↓

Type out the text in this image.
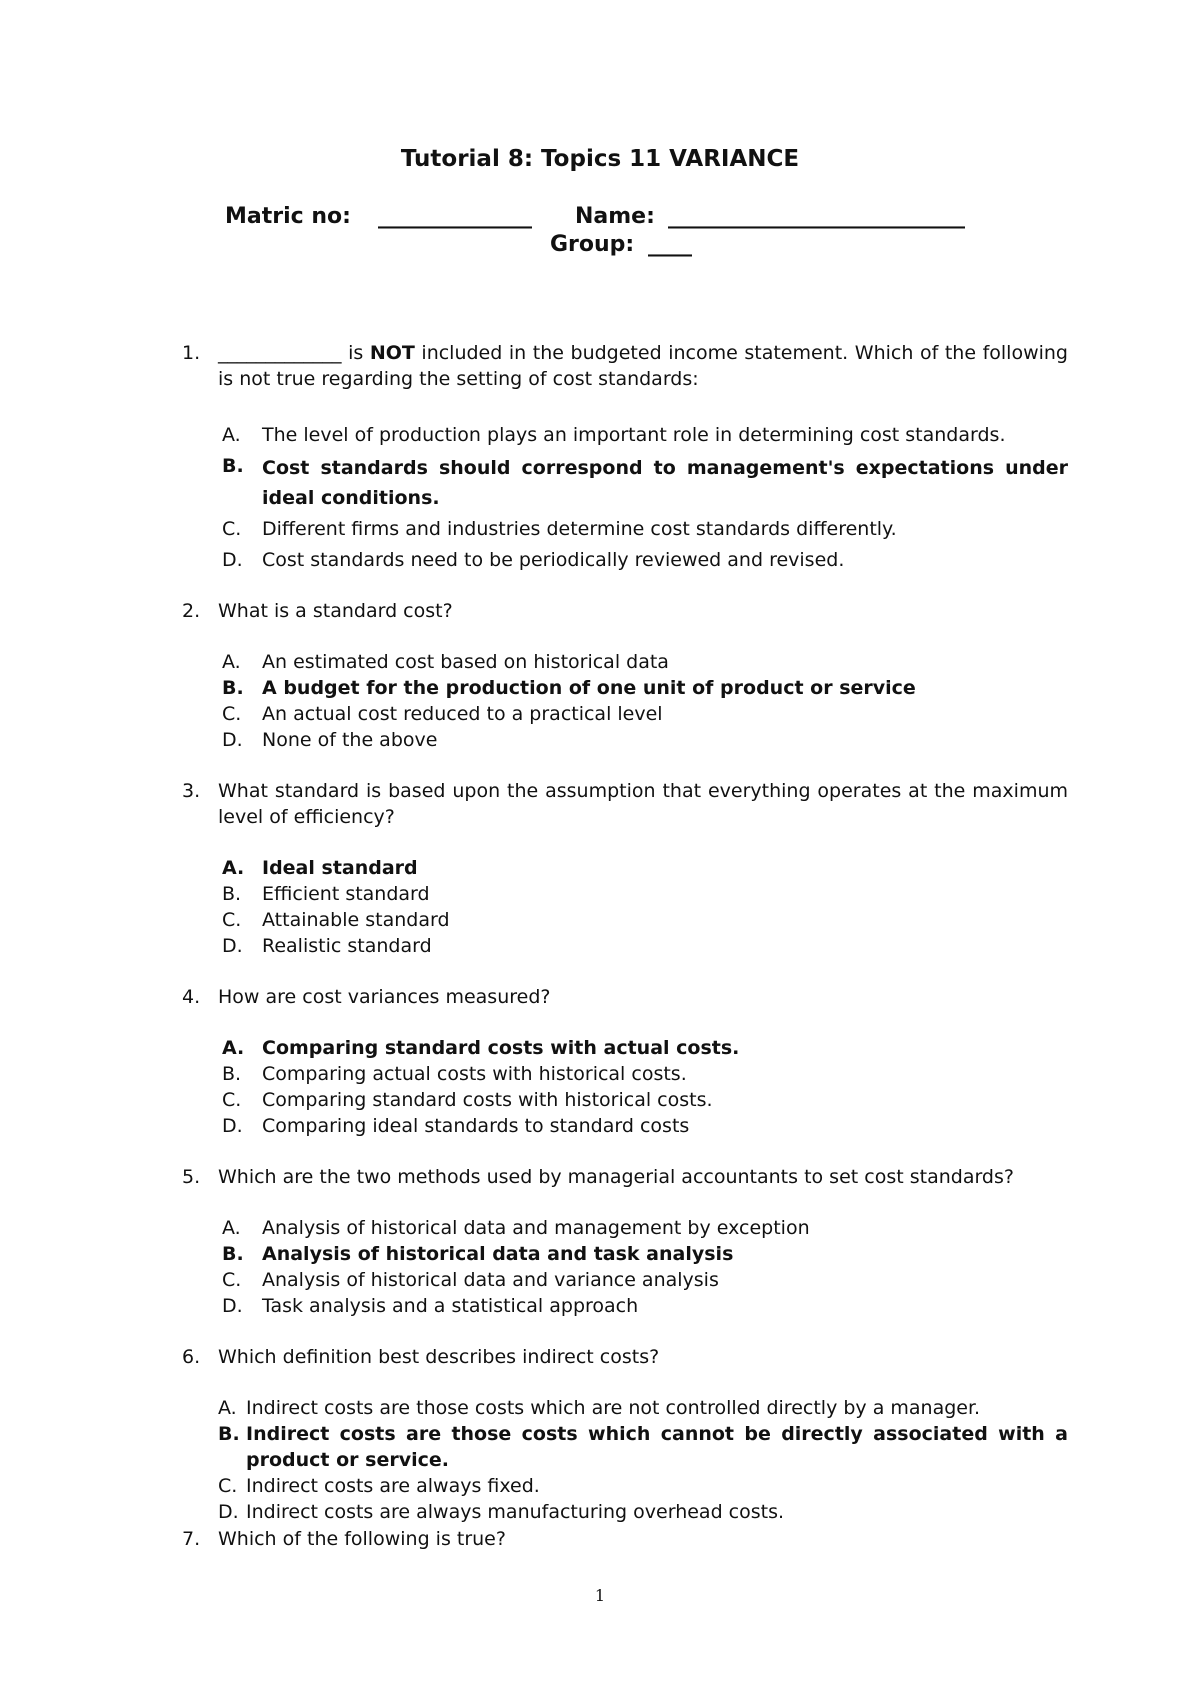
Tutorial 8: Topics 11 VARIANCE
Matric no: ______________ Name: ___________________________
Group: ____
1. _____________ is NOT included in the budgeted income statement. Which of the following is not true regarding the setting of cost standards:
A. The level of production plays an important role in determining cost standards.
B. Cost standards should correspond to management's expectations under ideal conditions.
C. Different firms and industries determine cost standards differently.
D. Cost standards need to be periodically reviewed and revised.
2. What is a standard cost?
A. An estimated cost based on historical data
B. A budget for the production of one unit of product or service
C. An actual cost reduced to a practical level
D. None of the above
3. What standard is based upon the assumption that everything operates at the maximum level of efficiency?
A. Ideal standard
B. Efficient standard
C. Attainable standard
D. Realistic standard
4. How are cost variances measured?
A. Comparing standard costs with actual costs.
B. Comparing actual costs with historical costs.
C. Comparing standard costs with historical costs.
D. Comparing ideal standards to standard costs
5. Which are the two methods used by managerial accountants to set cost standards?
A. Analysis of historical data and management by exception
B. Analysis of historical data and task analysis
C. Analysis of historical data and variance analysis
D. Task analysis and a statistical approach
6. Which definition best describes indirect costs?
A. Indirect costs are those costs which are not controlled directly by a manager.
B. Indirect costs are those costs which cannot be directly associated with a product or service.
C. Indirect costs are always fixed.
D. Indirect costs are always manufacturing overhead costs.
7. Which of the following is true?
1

↑
↓

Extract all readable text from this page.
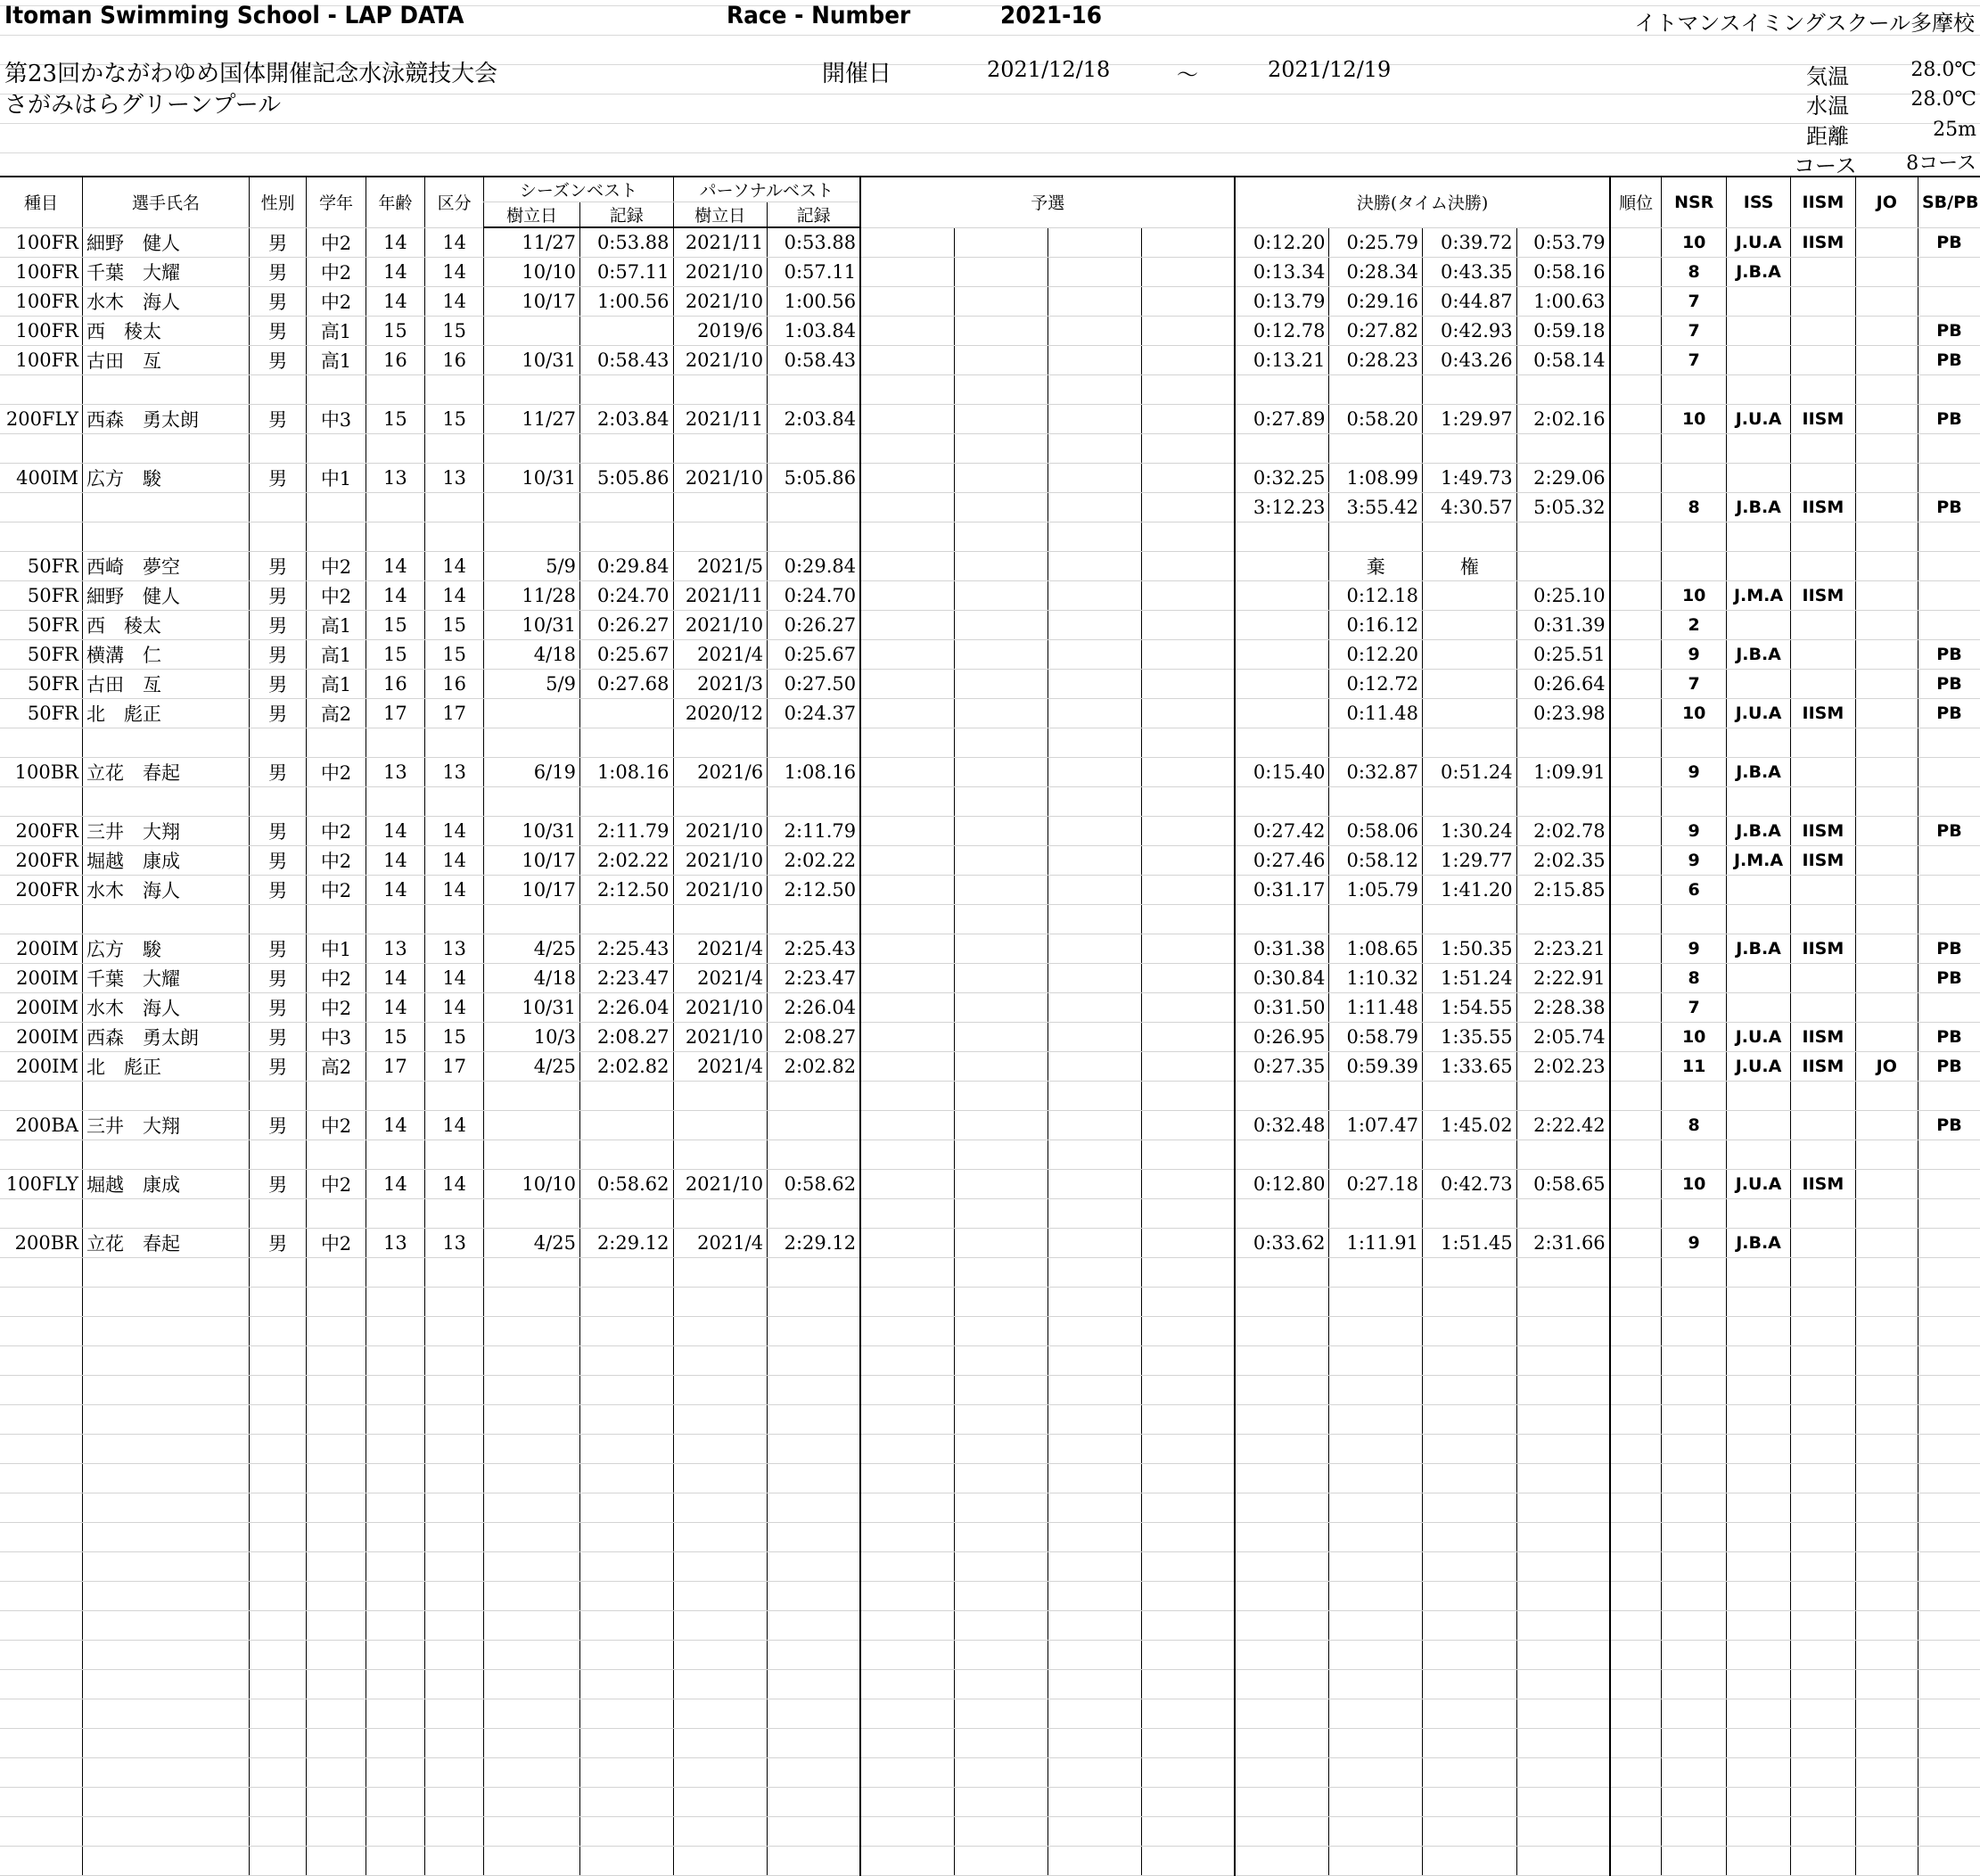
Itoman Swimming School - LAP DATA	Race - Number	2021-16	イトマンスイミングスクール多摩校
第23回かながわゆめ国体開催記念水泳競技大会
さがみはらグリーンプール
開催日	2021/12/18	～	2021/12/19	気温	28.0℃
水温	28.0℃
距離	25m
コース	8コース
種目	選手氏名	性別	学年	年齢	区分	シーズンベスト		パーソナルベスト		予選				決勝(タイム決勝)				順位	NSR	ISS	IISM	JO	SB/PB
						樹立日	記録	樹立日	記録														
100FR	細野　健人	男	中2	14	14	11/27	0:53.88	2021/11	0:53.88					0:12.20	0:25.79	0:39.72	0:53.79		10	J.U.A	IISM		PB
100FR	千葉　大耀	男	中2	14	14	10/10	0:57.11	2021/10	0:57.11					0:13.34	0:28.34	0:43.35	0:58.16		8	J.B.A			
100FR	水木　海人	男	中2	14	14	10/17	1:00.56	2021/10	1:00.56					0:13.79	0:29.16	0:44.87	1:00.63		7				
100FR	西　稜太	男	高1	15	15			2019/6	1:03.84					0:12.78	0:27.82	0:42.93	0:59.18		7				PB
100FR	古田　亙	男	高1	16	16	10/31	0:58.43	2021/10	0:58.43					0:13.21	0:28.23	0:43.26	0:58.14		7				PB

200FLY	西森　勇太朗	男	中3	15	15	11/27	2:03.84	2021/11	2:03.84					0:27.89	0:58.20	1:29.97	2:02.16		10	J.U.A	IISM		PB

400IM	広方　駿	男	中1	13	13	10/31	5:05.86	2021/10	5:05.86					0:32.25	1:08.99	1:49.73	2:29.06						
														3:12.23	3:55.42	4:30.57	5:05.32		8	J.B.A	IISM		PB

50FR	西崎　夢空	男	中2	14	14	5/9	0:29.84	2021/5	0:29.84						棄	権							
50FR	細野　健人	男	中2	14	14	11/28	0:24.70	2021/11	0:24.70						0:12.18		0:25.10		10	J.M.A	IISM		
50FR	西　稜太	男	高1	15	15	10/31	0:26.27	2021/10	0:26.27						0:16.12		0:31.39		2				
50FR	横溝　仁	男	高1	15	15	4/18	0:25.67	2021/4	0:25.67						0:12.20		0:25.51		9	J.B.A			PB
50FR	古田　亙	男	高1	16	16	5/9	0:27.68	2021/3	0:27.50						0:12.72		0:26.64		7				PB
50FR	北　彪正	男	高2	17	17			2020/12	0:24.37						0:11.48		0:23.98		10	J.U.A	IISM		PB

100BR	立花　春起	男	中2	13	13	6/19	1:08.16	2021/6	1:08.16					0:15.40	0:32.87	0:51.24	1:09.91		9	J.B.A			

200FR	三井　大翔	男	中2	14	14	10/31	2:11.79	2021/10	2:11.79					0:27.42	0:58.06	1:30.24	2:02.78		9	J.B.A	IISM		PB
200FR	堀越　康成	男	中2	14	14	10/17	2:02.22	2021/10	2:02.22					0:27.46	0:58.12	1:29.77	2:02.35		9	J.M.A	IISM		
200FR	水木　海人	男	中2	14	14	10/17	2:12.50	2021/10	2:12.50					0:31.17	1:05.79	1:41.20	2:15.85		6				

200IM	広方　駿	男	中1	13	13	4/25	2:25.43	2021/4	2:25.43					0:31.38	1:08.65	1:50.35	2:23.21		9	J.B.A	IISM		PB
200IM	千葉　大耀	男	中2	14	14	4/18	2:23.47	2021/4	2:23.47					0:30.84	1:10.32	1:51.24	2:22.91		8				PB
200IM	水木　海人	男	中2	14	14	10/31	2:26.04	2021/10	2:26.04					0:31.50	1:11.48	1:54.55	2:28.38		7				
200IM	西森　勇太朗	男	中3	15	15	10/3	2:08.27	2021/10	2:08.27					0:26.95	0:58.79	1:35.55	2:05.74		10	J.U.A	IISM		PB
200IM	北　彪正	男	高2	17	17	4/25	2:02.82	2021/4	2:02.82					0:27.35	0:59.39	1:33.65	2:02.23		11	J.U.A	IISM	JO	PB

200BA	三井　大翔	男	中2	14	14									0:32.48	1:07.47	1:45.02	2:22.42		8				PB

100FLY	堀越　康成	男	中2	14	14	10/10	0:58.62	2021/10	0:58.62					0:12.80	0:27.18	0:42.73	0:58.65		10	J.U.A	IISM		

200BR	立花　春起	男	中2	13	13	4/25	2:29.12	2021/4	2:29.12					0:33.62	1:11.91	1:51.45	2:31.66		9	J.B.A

↑

Reproduce every line from the entries that holds the word "service".

B. A budget for the production of one unit of product or service
B. Indirect costs are those costs which cannot be directly associated with a product or service.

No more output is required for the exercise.